Records about charts and figures:
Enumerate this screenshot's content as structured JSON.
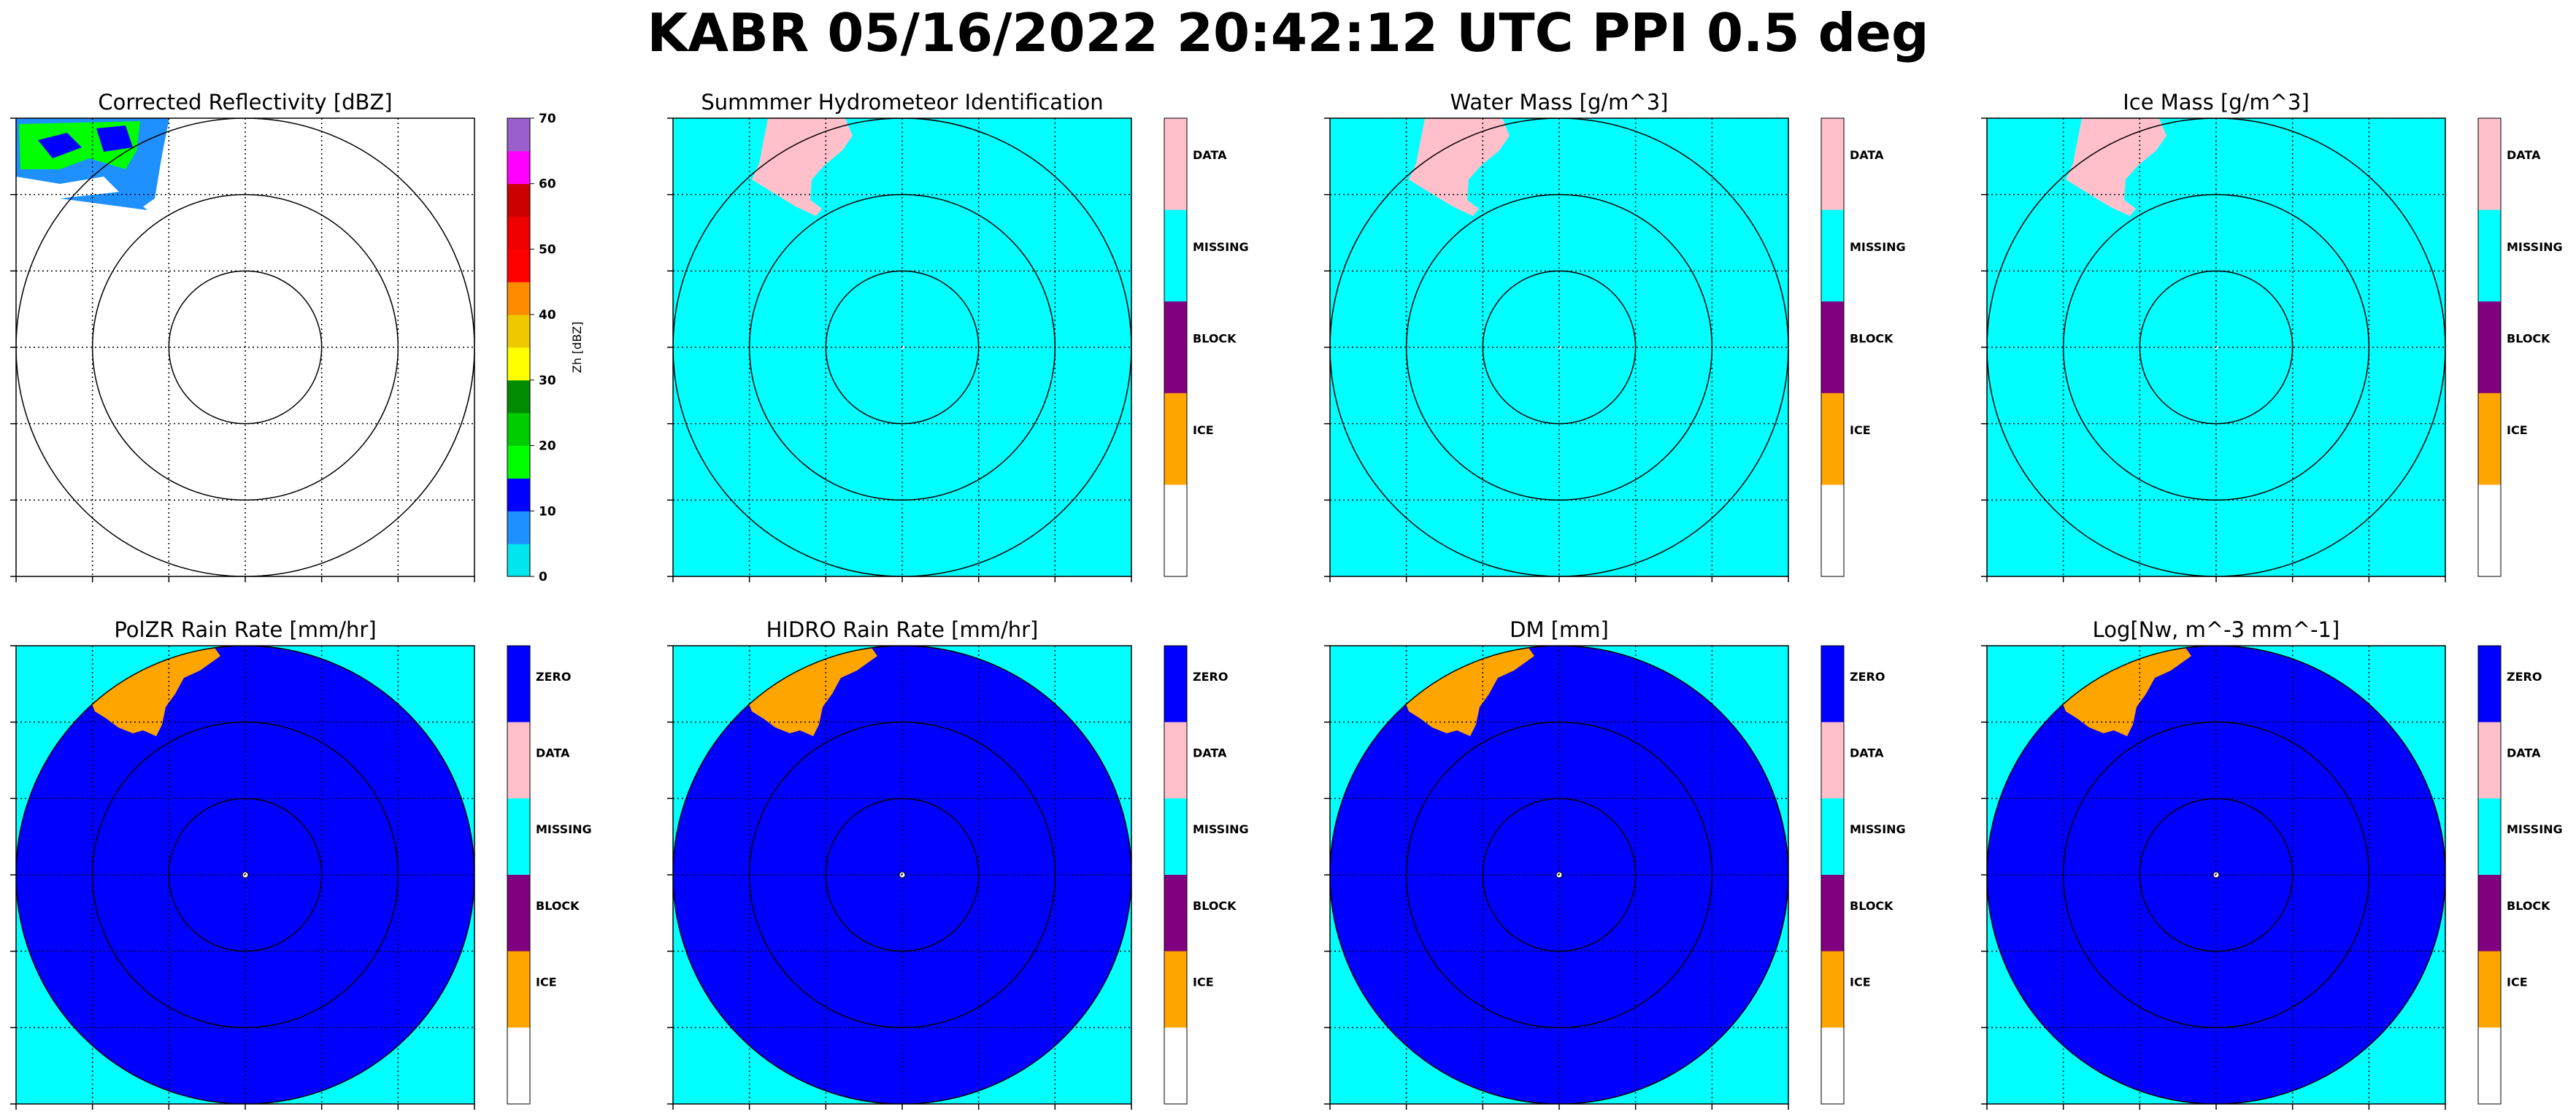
{
  "figure_title": "KABR 05/16/2022 20:42:12 UTC PPI 0.5 deg",
  "colors": {
    "background_cyan": "#00ffff",
    "zero_blue": "#0000ff",
    "data_pink": "#ffc0cb",
    "missing_cyan": "#00ffff",
    "block_purple": "#800080",
    "ice_orange": "#ffa500",
    "range_ring": "#000000",
    "grid": "#000000"
  },
  "chart_data": [
    {
      "type": "heatmap",
      "title": "Corrected Reflectivity [dBZ]",
      "projection": "polar PPI",
      "range_rings": 3,
      "grid": "dotted",
      "colorbar": {
        "kind": "continuous",
        "label": "Zh [dBZ]",
        "ticks": [
          "0",
          "10",
          "20",
          "30",
          "40",
          "50",
          "60",
          "70"
        ],
        "range": [
          0,
          70
        ],
        "colors": [
          "#00e5ee",
          "#1e90ff",
          "#0000ff",
          "#00ff00",
          "#00cd00",
          "#008b00",
          "#ffff00",
          "#eec900",
          "#ff8c00",
          "#ff0000",
          "#ee0000",
          "#cd0000",
          "#ff00ff",
          "#9a5fcd"
        ]
      },
      "echo": "green/blue reflectivity in top-left (northwest) corner"
    },
    {
      "type": "heatmap",
      "title": "Summmer Hydrometeor Identification",
      "projection": "polar PPI",
      "range_rings": 3,
      "grid": "dotted",
      "field": "all cyan with pink area in northwest",
      "colorbar": {
        "kind": "categorical",
        "labels": [
          "DATA",
          "MISSING",
          "BLOCK",
          "ICE",
          ""
        ],
        "colors": [
          "#ffc0cb",
          "#00ffff",
          "#800080",
          "#ffa500",
          "#ffffff"
        ]
      }
    },
    {
      "type": "heatmap",
      "title": "Water Mass [g/m^3]",
      "projection": "polar PPI",
      "range_rings": 3,
      "grid": "dotted",
      "field": "all cyan with pink area in northwest",
      "colorbar": {
        "kind": "categorical",
        "labels": [
          "DATA",
          "MISSING",
          "BLOCK",
          "ICE",
          ""
        ],
        "colors": [
          "#ffc0cb",
          "#00ffff",
          "#800080",
          "#ffa500",
          "#ffffff"
        ]
      }
    },
    {
      "type": "heatmap",
      "title": "Ice Mass [g/m^3]",
      "projection": "polar PPI",
      "range_rings": 3,
      "grid": "dotted",
      "field": "all cyan with pink area in northwest",
      "colorbar": {
        "kind": "categorical",
        "labels": [
          "DATA",
          "MISSING",
          "BLOCK",
          "ICE",
          ""
        ],
        "colors": [
          "#ffc0cb",
          "#00ffff",
          "#800080",
          "#ffa500",
          "#ffffff"
        ]
      }
    },
    {
      "type": "heatmap",
      "title": "PolZR Rain Rate [mm/hr]",
      "projection": "polar PPI",
      "range_rings": 3,
      "grid": "dotted",
      "field": "blue disk (ZERO) on cyan, orange (ICE) area in northwest",
      "colorbar": {
        "kind": "categorical",
        "labels": [
          "ZERO",
          "DATA",
          "MISSING",
          "BLOCK",
          "ICE",
          ""
        ],
        "colors": [
          "#0000ff",
          "#ffc0cb",
          "#00ffff",
          "#800080",
          "#ffa500",
          "#ffffff"
        ]
      }
    },
    {
      "type": "heatmap",
      "title": "HIDRO Rain Rate [mm/hr]",
      "projection": "polar PPI",
      "range_rings": 3,
      "grid": "dotted",
      "field": "blue disk (ZERO) on cyan, orange (ICE) area in northwest",
      "colorbar": {
        "kind": "categorical",
        "labels": [
          "ZERO",
          "DATA",
          "MISSING",
          "BLOCK",
          "ICE",
          ""
        ],
        "colors": [
          "#0000ff",
          "#ffc0cb",
          "#00ffff",
          "#800080",
          "#ffa500",
          "#ffffff"
        ]
      }
    },
    {
      "type": "heatmap",
      "title": "DM [mm]",
      "projection": "polar PPI",
      "range_rings": 3,
      "grid": "dotted",
      "field": "blue disk (ZERO) on cyan, orange (ICE) area in northwest",
      "colorbar": {
        "kind": "categorical",
        "labels": [
          "ZERO",
          "DATA",
          "MISSING",
          "BLOCK",
          "ICE",
          ""
        ],
        "colors": [
          "#0000ff",
          "#ffc0cb",
          "#00ffff",
          "#800080",
          "#ffa500",
          "#ffffff"
        ]
      }
    },
    {
      "type": "heatmap",
      "title": "Log[Nw, m^-3 mm^-1]",
      "projection": "polar PPI",
      "range_rings": 3,
      "grid": "dotted",
      "field": "blue disk (ZERO) on cyan, orange (ICE) area in northwest",
      "colorbar": {
        "kind": "categorical",
        "labels": [
          "ZERO",
          "DATA",
          "MISSING",
          "BLOCK",
          "ICE",
          ""
        ],
        "colors": [
          "#0000ff",
          "#ffc0cb",
          "#00ffff",
          "#800080",
          "#ffa500",
          "#ffffff"
        ]
      }
    }
  ]
}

GIVEN TASK
The records shown above are to be repeated exactly, with the pictures left out.

OUTPUT OF THE EXERCISE
Enumerate this screenshot's content as structured JSON.
{
  "figure_title": "KABR 05/16/2022 20:42:12 UTC PPI 0.5 deg",
  "colors": {
    "background_cyan": "#00ffff",
    "zero_blue": "#0000ff",
    "data_pink": "#ffc0cb",
    "missing_cyan": "#00ffff",
    "block_purple": "#800080",
    "ice_orange": "#ffa500",
    "range_ring": "#000000",
    "grid": "#000000"
  },
  "chart_data": [
    {
      "type": "heatmap",
      "title": "Corrected Reflectivity [dBZ]",
      "projection": "polar PPI",
      "range_rings": 3,
      "grid": "dotted",
      "colorbar": {
        "kind": "continuous",
        "label": "Zh [dBZ]",
        "ticks": [
          "0",
          "10",
          "20",
          "30",
          "40",
          "50",
          "60",
          "70"
        ],
        "range": [
          0,
          70
        ],
        "colors": [
          "#00e5ee",
          "#1e90ff",
          "#0000ff",
          "#00ff00",
          "#00cd00",
          "#008b00",
          "#ffff00",
          "#eec900",
          "#ff8c00",
          "#ff0000",
          "#ee0000",
          "#cd0000",
          "#ff00ff",
          "#9a5fcd"
        ]
      },
      "echo": "green/blue reflectivity in top-left (northwest) corner"
    },
    {
      "type": "heatmap",
      "title": "Summmer Hydrometeor Identification",
      "projection": "polar PPI",
      "range_rings": 3,
      "grid": "dotted",
      "field": "all cyan with pink area in northwest",
      "colorbar": {
        "kind": "categorical",
        "labels": [
          "DATA",
          "MISSING",
          "BLOCK",
          "ICE",
          ""
        ],
        "colors": [
          "#ffc0cb",
          "#00ffff",
          "#800080",
          "#ffa500",
          "#ffffff"
        ]
      }
    },
    {
      "type": "heatmap",
      "title": "Water Mass [g/m^3]",
      "projection": "polar PPI",
      "range_rings": 3,
      "grid": "dotted",
      "field": "all cyan with pink area in northwest",
      "colorbar": {
        "kind": "categorical",
        "labels": [
          "DATA",
          "MISSING",
          "BLOCK",
          "ICE",
          ""
        ],
        "colors": [
          "#ffc0cb",
          "#00ffff",
          "#800080",
          "#ffa500",
          "#ffffff"
        ]
      }
    },
    {
      "type": "heatmap",
      "title": "Ice Mass [g/m^3]",
      "projection": "polar PPI",
      "range_rings": 3,
      "grid": "dotted",
      "field": "all cyan with pink area in northwest",
      "colorbar": {
        "kind": "categorical",
        "labels": [
          "DATA",
          "MISSING",
          "BLOCK",
          "ICE",
          ""
        ],
        "colors": [
          "#ffc0cb",
          "#00ffff",
          "#800080",
          "#ffa500",
          "#ffffff"
        ]
      }
    },
    {
      "type": "heatmap",
      "title": "PolZR Rain Rate [mm/hr]",
      "projection": "polar PPI",
      "range_rings": 3,
      "grid": "dotted",
      "field": "blue disk (ZERO) on cyan, orange (ICE) area in northwest",
      "colorbar": {
        "kind": "categorical",
        "labels": [
          "ZERO",
          "DATA",
          "MISSING",
          "BLOCK",
          "ICE",
          ""
        ],
        "colors": [
          "#0000ff",
          "#ffc0cb",
          "#00ffff",
          "#800080",
          "#ffa500",
          "#ffffff"
        ]
      }
    },
    {
      "type": "heatmap",
      "title": "HIDRO Rain Rate [mm/hr]",
      "projection": "polar PPI",
      "range_rings": 3,
      "grid": "dotted",
      "field": "blue disk (ZERO) on cyan, orange (ICE) area in northwest",
      "colorbar": {
        "kind": "categorical",
        "labels": [
          "ZERO",
          "DATA",
          "MISSING",
          "BLOCK",
          "ICE",
          ""
        ],
        "colors": [
          "#0000ff",
          "#ffc0cb",
          "#00ffff",
          "#800080",
          "#ffa500",
          "#ffffff"
        ]
      }
    },
    {
      "type": "heatmap",
      "title": "DM [mm]",
      "projection": "polar PPI",
      "range_rings": 3,
      "grid": "dotted",
      "field": "blue disk (ZERO) on cyan, orange (ICE) area in northwest",
      "colorbar": {
        "kind": "categorical",
        "labels": [
          "ZERO",
          "DATA",
          "MISSING",
          "BLOCK",
          "ICE",
          ""
        ],
        "colors": [
          "#0000ff",
          "#ffc0cb",
          "#00ffff",
          "#800080",
          "#ffa500",
          "#ffffff"
        ]
      }
    },
    {
      "type": "heatmap",
      "title": "Log[Nw, m^-3 mm^-1]",
      "projection": "polar PPI",
      "range_rings": 3,
      "grid": "dotted",
      "field": "blue disk (ZERO) on cyan, orange (ICE) area in northwest",
      "colorbar": {
        "kind": "categorical",
        "labels": [
          "ZERO",
          "DATA",
          "MISSING",
          "BLOCK",
          "ICE",
          ""
        ],
        "colors": [
          "#0000ff",
          "#ffc0cb",
          "#00ffff",
          "#800080",
          "#ffa500",
          "#ffffff"
        ]
      }
    }
  ]
}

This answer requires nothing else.